WHAT THE EXERCISE ASKS:
Read through the data and report every line in which the word "heading" occurs.

EXCERPTED DATA:
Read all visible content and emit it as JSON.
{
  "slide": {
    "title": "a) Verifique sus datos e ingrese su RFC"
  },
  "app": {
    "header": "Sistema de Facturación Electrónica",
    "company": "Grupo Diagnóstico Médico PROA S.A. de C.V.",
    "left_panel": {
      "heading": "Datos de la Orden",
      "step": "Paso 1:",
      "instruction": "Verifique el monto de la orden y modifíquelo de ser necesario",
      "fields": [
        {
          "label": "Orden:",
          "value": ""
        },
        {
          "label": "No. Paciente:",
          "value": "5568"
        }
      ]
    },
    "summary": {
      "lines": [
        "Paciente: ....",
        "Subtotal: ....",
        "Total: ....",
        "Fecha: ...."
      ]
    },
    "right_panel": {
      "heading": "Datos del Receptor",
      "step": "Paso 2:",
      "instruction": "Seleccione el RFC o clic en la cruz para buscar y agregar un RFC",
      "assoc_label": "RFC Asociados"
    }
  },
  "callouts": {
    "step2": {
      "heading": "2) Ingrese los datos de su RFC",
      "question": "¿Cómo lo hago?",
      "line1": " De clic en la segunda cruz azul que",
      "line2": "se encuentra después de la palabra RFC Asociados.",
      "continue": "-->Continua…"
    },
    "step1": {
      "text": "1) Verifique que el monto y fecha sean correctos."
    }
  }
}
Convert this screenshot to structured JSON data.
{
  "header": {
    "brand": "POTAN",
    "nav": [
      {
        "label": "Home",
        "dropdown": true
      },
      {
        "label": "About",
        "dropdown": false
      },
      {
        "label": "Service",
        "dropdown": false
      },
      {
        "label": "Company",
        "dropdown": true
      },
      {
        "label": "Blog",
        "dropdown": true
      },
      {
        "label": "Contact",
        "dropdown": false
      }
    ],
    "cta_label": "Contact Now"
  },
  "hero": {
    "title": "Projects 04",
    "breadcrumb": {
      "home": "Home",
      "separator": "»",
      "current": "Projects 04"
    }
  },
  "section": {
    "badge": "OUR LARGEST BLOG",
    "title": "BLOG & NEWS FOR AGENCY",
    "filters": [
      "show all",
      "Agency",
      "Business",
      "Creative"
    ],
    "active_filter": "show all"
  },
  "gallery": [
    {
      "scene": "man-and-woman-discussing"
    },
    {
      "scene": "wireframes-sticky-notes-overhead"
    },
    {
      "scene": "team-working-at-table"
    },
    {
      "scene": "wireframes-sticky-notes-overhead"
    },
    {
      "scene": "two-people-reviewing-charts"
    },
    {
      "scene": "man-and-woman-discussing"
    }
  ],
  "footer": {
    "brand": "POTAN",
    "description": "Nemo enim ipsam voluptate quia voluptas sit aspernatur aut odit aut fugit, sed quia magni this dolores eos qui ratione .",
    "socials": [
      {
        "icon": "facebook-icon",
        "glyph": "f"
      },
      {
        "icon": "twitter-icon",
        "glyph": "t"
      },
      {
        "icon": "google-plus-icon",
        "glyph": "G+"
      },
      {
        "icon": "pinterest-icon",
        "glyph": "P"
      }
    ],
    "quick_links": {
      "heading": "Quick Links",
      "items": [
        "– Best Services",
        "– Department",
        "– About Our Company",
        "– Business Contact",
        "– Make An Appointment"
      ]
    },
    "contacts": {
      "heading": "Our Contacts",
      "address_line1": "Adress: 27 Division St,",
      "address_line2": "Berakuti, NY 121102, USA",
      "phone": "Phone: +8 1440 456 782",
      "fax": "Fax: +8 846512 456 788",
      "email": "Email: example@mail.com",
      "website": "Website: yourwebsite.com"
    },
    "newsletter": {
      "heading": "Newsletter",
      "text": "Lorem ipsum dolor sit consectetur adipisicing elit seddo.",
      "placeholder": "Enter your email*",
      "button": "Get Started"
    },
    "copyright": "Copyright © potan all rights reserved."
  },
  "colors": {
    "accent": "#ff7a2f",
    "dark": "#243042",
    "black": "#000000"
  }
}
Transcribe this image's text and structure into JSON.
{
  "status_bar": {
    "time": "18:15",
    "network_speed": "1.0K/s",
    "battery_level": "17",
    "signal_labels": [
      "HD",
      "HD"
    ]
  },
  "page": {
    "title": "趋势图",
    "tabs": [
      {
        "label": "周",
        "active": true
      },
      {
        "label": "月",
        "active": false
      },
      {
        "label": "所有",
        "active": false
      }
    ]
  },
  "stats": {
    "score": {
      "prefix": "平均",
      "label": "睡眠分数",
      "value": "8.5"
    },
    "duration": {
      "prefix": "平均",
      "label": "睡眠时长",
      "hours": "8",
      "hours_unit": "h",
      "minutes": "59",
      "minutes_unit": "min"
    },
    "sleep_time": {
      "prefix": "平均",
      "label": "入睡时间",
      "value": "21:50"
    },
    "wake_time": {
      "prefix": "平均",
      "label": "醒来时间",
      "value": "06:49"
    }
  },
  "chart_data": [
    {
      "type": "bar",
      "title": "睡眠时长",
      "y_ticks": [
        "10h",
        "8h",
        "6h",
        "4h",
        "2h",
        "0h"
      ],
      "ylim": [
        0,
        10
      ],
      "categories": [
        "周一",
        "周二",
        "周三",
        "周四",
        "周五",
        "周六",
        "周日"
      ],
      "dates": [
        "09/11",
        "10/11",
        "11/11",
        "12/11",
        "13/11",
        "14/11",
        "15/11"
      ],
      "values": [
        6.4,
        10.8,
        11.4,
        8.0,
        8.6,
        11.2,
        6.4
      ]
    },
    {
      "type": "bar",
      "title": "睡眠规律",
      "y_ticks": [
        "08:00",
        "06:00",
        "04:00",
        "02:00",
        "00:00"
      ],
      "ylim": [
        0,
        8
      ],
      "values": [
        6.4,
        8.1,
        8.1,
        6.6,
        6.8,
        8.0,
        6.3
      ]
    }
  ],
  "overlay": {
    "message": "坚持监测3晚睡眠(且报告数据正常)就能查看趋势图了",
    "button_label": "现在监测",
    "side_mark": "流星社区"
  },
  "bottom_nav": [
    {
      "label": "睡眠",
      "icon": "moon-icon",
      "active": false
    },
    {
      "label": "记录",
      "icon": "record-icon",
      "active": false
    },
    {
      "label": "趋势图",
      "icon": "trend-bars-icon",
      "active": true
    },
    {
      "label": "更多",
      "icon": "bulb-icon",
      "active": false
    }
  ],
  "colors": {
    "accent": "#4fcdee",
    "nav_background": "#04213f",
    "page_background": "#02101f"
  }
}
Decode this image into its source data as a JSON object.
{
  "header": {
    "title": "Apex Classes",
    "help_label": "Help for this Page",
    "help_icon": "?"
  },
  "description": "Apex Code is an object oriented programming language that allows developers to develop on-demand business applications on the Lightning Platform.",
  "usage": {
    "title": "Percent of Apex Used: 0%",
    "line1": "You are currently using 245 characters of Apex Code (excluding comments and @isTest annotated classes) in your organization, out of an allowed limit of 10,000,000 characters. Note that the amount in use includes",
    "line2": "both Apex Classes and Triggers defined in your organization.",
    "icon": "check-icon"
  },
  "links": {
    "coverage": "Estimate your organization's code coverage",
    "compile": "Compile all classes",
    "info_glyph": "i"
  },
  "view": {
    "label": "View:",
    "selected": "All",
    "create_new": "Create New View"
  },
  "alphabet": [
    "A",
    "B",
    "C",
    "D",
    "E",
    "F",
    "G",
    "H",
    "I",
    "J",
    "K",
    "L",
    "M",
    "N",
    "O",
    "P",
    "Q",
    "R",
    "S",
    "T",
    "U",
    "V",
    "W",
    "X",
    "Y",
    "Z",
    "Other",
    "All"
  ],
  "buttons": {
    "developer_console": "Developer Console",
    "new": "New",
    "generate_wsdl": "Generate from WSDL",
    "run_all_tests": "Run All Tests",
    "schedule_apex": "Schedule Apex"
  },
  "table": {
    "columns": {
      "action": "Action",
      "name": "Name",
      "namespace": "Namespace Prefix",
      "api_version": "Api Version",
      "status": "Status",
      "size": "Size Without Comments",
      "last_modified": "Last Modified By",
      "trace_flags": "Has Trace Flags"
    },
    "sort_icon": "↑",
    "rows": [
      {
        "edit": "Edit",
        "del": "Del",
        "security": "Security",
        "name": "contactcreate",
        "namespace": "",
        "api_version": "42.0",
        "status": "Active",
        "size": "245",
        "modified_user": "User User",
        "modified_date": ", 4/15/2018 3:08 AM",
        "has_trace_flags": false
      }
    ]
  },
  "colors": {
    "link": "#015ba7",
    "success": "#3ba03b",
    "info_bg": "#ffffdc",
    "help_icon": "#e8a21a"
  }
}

TASK OUTPUT:
      "heading": "Datos de la Orden",
      "heading": "Datos del Receptor",
      "heading": "2) Ingrese los datos de su RFC",
      "heading": "Quick Links",
      "heading": "Our Contacts",
      "heading": "Newsletter",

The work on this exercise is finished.